(Chart and figure data)
--------------------------------------------------

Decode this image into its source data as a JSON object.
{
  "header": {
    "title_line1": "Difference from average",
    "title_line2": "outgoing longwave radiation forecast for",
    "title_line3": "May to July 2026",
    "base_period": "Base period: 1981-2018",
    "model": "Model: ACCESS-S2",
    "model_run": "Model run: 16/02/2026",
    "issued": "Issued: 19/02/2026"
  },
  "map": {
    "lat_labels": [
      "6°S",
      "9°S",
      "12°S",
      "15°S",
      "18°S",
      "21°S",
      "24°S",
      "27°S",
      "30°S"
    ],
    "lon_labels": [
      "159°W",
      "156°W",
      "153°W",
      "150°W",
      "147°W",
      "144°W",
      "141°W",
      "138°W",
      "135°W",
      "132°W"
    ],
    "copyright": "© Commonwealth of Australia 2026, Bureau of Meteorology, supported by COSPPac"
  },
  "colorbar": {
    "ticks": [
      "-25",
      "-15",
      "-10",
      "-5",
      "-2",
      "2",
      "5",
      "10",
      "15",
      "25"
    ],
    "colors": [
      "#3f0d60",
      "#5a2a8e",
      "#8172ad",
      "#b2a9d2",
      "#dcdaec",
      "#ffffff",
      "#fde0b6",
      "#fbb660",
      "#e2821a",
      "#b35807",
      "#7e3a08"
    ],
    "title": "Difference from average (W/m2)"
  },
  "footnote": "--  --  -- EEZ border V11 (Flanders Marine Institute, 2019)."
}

--------------------------------------------------

_SET PROBLEM:_
Copy every line in the records above that contains the word "Difference".

_ANSWER BELOW:_
    "title_line1": "Difference from average",
    "title": "Difference from average (W/m2)"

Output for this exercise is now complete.